■ **What is needed**:
Each record below is to be copied word for word, with pictures removed.

■ **Records for processing**:

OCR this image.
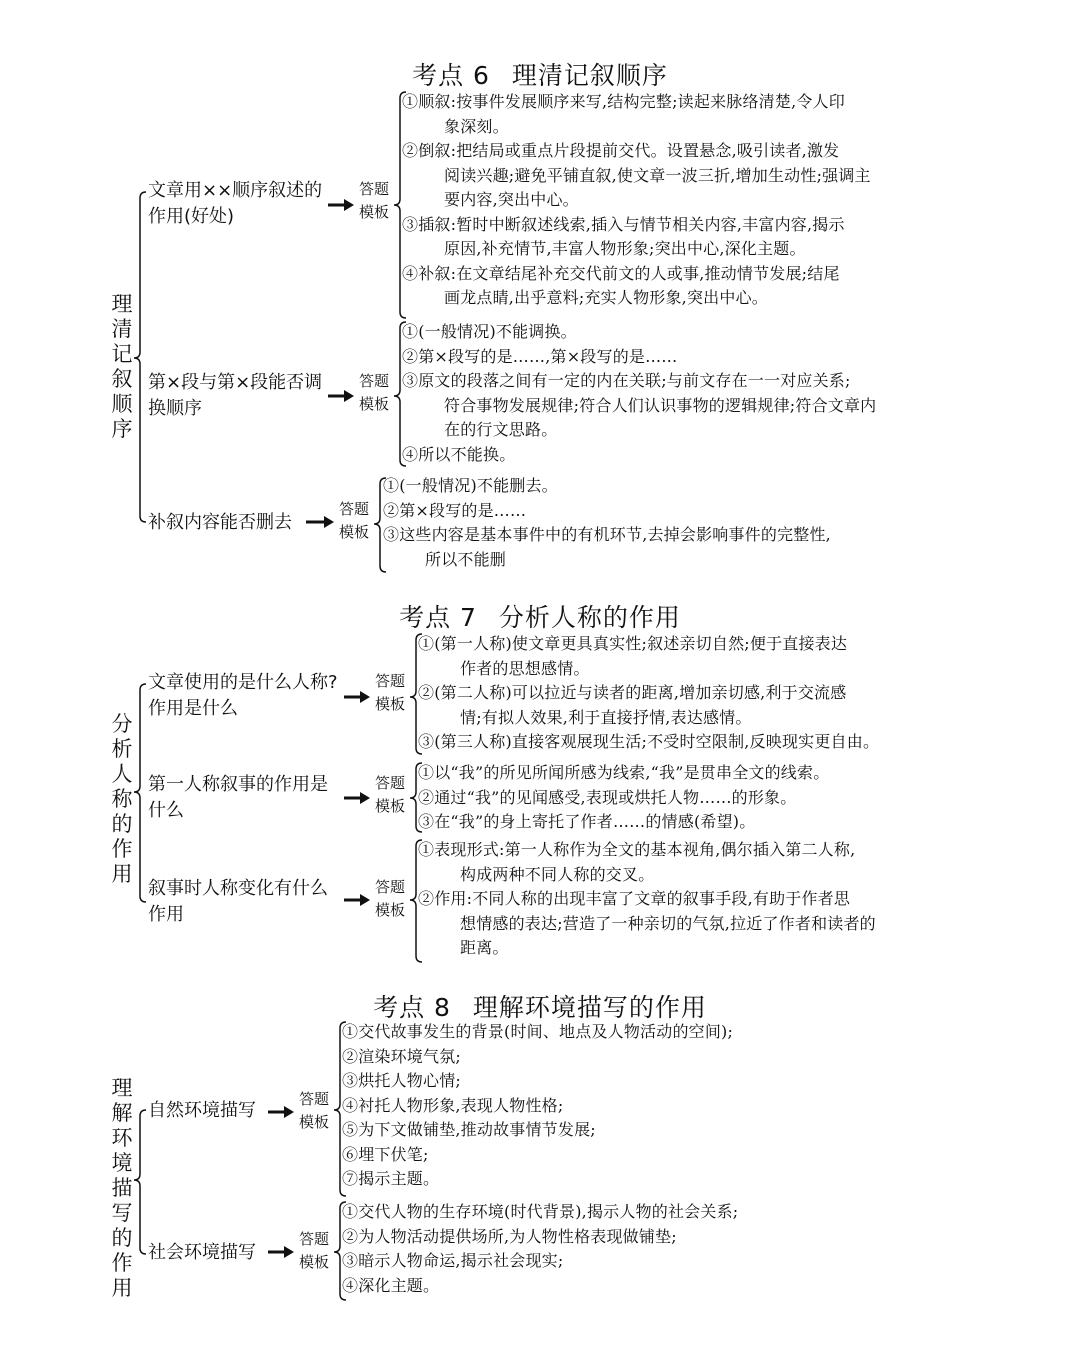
考点 6 理清记叙顺序
理清记叙顺序
文章用××顺序叙述的作用(好处)
答题模板
①顺叙:按事件发展顺序来写,结构完整;读起来脉络清楚,令人印
象深刻。
②倒叙:把结局或重点片段提前交代。设置悬念,吸引读者,激发
阅读兴趣;避免平铺直叙,使文章一波三折,增加生动性;强调主
要内容,突出中心。
③插叙:暂时中断叙述线索,插入与情节相关内容,丰富内容,揭示
原因,补充情节,丰富人物形象;突出中心,深化主题。
④补叙:在文章结尾补充交代前文的人或事,推动情节发展;结尾
画龙点睛,出乎意料;充实人物形象,突出中心。
第×段与第×段能否调换顺序
答题模板
①(一般情况)不能调换。
②第×段写的是……,第×段写的是……
③原文的段落之间有一定的内在关联;与前文存在一一对应关系;
符合事物发展规律;符合人们认识事物的逻辑规律;符合文章内
在的行文思路。
④所以不能换。
补叙内容能否删去
答题模板
①(一般情况)不能删去。
②第×段写的是……
③这些内容是基本事件中的有机环节,去掉会影响事件的完整性,
所以不能删
考点 7 分析人称的作用
分析人称的作用
文章使用的是什么人称?作用是什么
答题模板
①(第一人称)使文章更具真实性;叙述亲切自然;便于直接表达
作者的思想感情。
②(第二人称)可以拉近与读者的距离,增加亲切感,利于交流感
情;有拟人效果,利于直接抒情,表达感情。
③(第三人称)直接客观展现生活;不受时空限制,反映现实更自由。
第一人称叙事的作用是什么
答题模板
①以“我”的所见所闻所感为线索,“我”是贯串全文的线索。
②通过“我”的见闻感受,表现或烘托人物……的形象。
③在“我”的身上寄托了作者……的情感(希望)。
叙事时人称变化有什么作用
答题模板
①表现形式:第一人称作为全文的基本视角,偶尔插入第二人称,
构成两种不同人称的交叉。
②作用:不同人称的出现丰富了文章的叙事手段,有助于作者思
想情感的表达;营造了一种亲切的气氛,拉近了作者和读者的
距离。
考点 8 理解环境描写的作用
理解环境描写的作用
自然环境描写
答题模板
①交代故事发生的背景(时间、地点及人物活动的空间);
②渲染环境气氛;
③烘托人物心情;
④衬托人物形象,表现人物性格;
⑤为下文做铺垫,推动故事情节发展;
⑥埋下伏笔;
⑦揭示主题。
社会环境描写
答题模板
①交代人物的生存环境(时代背景),揭示人物的社会关系;
②为人物活动提供场所,为人物性格表现做铺垫;
③暗示人物命运,揭示社会现实;
④深化主题。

■ **Task result**:
OCR this image.
考点 6 理清记叙顺序
理清记叙顺序
文章用××顺序叙述的作用(好处)
答题模板
①顺叙:按事件发展顺序来写,结构完整;读起来脉络清楚,令人印
象深刻。
②倒叙:把结局或重点片段提前交代。设置悬念,吸引读者,激发
阅读兴趣;避免平铺直叙,使文章一波三折,增加生动性;强调主
要内容,突出中心。
③插叙:暂时中断叙述线索,插入与情节相关内容,丰富内容,揭示
原因,补充情节,丰富人物形象;突出中心,深化主题。
④补叙:在文章结尾补充交代前文的人或事,推动情节发展;结尾
画龙点睛,出乎意料;充实人物形象,突出中心。
第×段与第×段能否调换顺序
答题模板
①(一般情况)不能调换。
②第×段写的是……,第×段写的是……
③原文的段落之间有一定的内在关联;与前文存在一一对应关系;
符合事物发展规律;符合人们认识事物的逻辑规律;符合文章内
在的行文思路。
④所以不能换。
补叙内容能否删去
答题模板
①(一般情况)不能删去。
②第×段写的是……
③这些内容是基本事件中的有机环节,去掉会影响事件的完整性,
所以不能删
考点 7 分析人称的作用
分析人称的作用
文章使用的是什么人称?作用是什么
答题模板
①(第一人称)使文章更具真实性;叙述亲切自然;便于直接表达
作者的思想感情。
②(第二人称)可以拉近与读者的距离,增加亲切感,利于交流感
情;有拟人效果,利于直接抒情,表达感情。
③(第三人称)直接客观展现生活;不受时空限制,反映现实更自由。
第一人称叙事的作用是什么
答题模板
①以“我”的所见所闻所感为线索,“我”是贯串全文的线索。
②通过“我”的见闻感受,表现或烘托人物……的形象。
③在“我”的身上寄托了作者……的情感(希望)。
叙事时人称变化有什么作用
答题模板
①表现形式:第一人称作为全文的基本视角,偶尔插入第二人称,
构成两种不同人称的交叉。
②作用:不同人称的出现丰富了文章的叙事手段,有助于作者思
想情感的表达;营造了一种亲切的气氛,拉近了作者和读者的
距离。
考点 8 理解环境描写的作用
理解环境描写的作用
自然环境描写
答题模板
①交代故事发生的背景(时间、地点及人物活动的空间);
②渲染环境气氛;
③烘托人物心情;
④衬托人物形象,表现人物性格;
⑤为下文做铺垫,推动故事情节发展;
⑥埋下伏笔;
⑦揭示主题。
社会环境描写
答题模板
①交代人物的生存环境(时代背景),揭示人物的社会关系;
②为人物活动提供场所,为人物性格表现做铺垫;
③暗示人物命运,揭示社会现实;
④深化主题。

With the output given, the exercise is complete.